Begin Record list

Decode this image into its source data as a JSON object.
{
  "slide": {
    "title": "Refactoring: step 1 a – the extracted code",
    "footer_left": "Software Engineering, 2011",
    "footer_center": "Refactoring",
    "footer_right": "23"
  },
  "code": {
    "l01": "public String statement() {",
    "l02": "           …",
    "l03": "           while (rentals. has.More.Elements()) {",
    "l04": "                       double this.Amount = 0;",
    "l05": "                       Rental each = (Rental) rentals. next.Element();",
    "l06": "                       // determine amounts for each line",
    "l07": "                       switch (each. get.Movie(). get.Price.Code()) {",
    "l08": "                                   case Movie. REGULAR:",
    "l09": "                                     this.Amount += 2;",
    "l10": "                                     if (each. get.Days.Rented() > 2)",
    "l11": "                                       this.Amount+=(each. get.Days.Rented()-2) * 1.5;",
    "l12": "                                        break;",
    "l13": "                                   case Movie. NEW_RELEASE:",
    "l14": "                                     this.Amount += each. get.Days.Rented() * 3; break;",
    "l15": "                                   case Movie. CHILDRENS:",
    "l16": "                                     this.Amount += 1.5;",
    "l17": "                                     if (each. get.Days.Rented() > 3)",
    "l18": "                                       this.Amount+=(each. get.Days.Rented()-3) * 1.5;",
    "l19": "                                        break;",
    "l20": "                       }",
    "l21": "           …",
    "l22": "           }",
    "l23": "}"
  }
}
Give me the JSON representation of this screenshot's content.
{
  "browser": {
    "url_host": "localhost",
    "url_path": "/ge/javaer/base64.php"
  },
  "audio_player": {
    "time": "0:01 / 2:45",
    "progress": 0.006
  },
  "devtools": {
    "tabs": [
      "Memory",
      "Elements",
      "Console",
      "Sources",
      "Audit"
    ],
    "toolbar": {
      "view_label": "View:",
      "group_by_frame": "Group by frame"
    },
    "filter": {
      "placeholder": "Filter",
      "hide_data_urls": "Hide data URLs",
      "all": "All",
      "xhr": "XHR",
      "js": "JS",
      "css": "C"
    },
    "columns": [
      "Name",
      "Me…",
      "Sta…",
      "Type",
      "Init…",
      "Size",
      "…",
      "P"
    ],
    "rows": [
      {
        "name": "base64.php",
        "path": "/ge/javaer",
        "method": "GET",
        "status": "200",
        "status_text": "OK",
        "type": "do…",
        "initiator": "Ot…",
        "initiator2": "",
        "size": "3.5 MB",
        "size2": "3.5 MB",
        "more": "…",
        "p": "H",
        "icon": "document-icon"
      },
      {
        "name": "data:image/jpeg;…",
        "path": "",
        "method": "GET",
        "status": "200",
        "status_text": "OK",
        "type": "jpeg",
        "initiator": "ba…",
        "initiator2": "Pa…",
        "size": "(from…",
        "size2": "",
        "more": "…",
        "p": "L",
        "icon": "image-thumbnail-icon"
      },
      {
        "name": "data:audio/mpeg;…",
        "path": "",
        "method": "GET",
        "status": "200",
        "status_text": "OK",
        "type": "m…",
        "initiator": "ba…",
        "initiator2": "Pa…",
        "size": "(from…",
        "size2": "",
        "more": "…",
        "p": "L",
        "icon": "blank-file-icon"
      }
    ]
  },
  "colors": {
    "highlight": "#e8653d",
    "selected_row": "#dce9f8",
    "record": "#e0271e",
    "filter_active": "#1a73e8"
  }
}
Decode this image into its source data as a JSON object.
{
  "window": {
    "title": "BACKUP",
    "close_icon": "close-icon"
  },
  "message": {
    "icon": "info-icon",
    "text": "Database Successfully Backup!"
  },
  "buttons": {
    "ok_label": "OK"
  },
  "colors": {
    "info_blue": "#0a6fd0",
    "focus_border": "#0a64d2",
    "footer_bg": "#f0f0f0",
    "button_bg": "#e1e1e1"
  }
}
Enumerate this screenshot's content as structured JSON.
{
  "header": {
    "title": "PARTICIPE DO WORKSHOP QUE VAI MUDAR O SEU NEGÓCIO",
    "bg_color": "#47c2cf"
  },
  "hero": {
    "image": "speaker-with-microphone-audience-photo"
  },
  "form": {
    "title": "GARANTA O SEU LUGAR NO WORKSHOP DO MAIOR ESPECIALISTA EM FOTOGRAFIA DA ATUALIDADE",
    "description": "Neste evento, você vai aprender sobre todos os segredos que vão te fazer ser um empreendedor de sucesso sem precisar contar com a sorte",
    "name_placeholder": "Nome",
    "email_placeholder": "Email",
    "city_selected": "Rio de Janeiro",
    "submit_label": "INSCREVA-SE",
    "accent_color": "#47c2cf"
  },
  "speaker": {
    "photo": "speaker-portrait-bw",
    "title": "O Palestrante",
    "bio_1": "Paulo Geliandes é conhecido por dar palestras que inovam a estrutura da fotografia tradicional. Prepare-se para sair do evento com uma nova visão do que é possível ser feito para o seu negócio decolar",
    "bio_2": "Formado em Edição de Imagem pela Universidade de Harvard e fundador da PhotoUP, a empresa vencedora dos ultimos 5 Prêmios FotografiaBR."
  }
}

End Record list

Write out all records exactly, keeping every detail.

Response =
Decode this image into its source data as a JSON object.
{
  "slide": {
    "title": "Refactoring: step 1 a – the extracted code",
    "footer_left": "Software Engineering, 2011",
    "footer_center": "Refactoring",
    "footer_right": "23"
  },
  "code": {
    "l01": "public String statement() {",
    "l02": "           …",
    "l03": "           while (rentals. has.More.Elements()) {",
    "l04": "                       double this.Amount = 0;",
    "l05": "                       Rental each = (Rental) rentals. next.Element();",
    "l06": "                       // determine amounts for each line",
    "l07": "                       switch (each. get.Movie(). get.Price.Code()) {",
    "l08": "                                   case Movie. REGULAR:",
    "l09": "                                     this.Amount += 2;",
    "l10": "                                     if (each. get.Days.Rented() > 2)",
    "l11": "                                       this.Amount+=(each. get.Days.Rented()-2) * 1.5;",
    "l12": "                                        break;",
    "l13": "                                   case Movie. NEW_RELEASE:",
    "l14": "                                     this.Amount += each. get.Days.Rented() * 3; break;",
    "l15": "                                   case Movie. CHILDRENS:",
    "l16": "                                     this.Amount += 1.5;",
    "l17": "                                     if (each. get.Days.Rented() > 3)",
    "l18": "                                       this.Amount+=(each. get.Days.Rented()-3) * 1.5;",
    "l19": "                                        break;",
    "l20": "                       }",
    "l21": "           …",
    "l22": "           }",
    "l23": "}"
  }
}
Give me the JSON representation of this screenshot's content.
{
  "browser": {
    "url_host": "localhost",
    "url_path": "/ge/javaer/base64.php"
  },
  "audio_player": {
    "time": "0:01 / 2:45",
    "progress": 0.006
  },
  "devtools": {
    "tabs": [
      "Memory",
      "Elements",
      "Console",
      "Sources",
      "Audit"
    ],
    "toolbar": {
      "view_label": "View:",
      "group_by_frame": "Group by frame"
    },
    "filter": {
      "placeholder": "Filter",
      "hide_data_urls": "Hide data URLs",
      "all": "All",
      "xhr": "XHR",
      "js": "JS",
      "css": "C"
    },
    "columns": [
      "Name",
      "Me…",
      "Sta…",
      "Type",
      "Init…",
      "Size",
      "…",
      "P"
    ],
    "rows": [
      {
        "name": "base64.php",
        "path": "/ge/javaer",
        "method": "GET",
        "status": "200",
        "status_text": "OK",
        "type": "do…",
        "initiator": "Ot…",
        "initiator2": "",
        "size": "3.5 MB",
        "size2": "3.5 MB",
        "more": "…",
        "p": "H",
        "icon": "document-icon"
      },
      {
        "name": "data:image/jpeg;…",
        "path": "",
        "method": "GET",
        "status": "200",
        "status_text": "OK",
        "type": "jpeg",
        "initiator": "ba…",
        "initiator2": "Pa…",
        "size": "(from…",
        "size2": "",
        "more": "…",
        "p": "L",
        "icon": "image-thumbnail-icon"
      },
      {
        "name": "data:audio/mpeg;…",
        "path": "",
        "method": "GET",
        "status": "200",
        "status_text": "OK",
        "type": "m…",
        "initiator": "ba…",
        "initiator2": "Pa…",
        "size": "(from…",
        "size2": "",
        "more": "…",
        "p": "L",
        "icon": "blank-file-icon"
      }
    ]
  },
  "colors": {
    "highlight": "#e8653d",
    "selected_row": "#dce9f8",
    "record": "#e0271e",
    "filter_active": "#1a73e8"
  }
}
Decode this image into its source data as a JSON object.
{
  "window": {
    "title": "BACKUP",
    "close_icon": "close-icon"
  },
  "message": {
    "icon": "info-icon",
    "text": "Database Successfully Backup!"
  },
  "buttons": {
    "ok_label": "OK"
  },
  "colors": {
    "info_blue": "#0a6fd0",
    "focus_border": "#0a64d2",
    "footer_bg": "#f0f0f0",
    "button_bg": "#e1e1e1"
  }
}
Enumerate this screenshot's content as structured JSON.
{
  "header": {
    "title": "PARTICIPE DO WORKSHOP QUE VAI MUDAR O SEU NEGÓCIO",
    "bg_color": "#47c2cf"
  },
  "hero": {
    "image": "speaker-with-microphone-audience-photo"
  },
  "form": {
    "title": "GARANTA O SEU LUGAR NO WORKSHOP DO MAIOR ESPECIALISTA EM FOTOGRAFIA DA ATUALIDADE",
    "description": "Neste evento, você vai aprender sobre todos os segredos que vão te fazer ser um empreendedor de sucesso sem precisar contar com a sorte",
    "name_placeholder": "Nome",
    "email_placeholder": "Email",
    "city_selected": "Rio de Janeiro",
    "submit_label": "INSCREVA-SE",
    "accent_color": "#47c2cf"
  },
  "speaker": {
    "photo": "speaker-portrait-bw",
    "title": "O Palestrante",
    "bio_1": "Paulo Geliandes é conhecido por dar palestras que inovam a estrutura da fotografia tradicional. Prepare-se para sair do evento com uma nova visão do que é possível ser feito para o seu negócio decolar",
    "bio_2": "Formado em Edição de Imagem pela Universidade de Harvard e fundador da PhotoUP, a empresa vencedora dos ultimos 5 Prêmios FotografiaBR."
  }
}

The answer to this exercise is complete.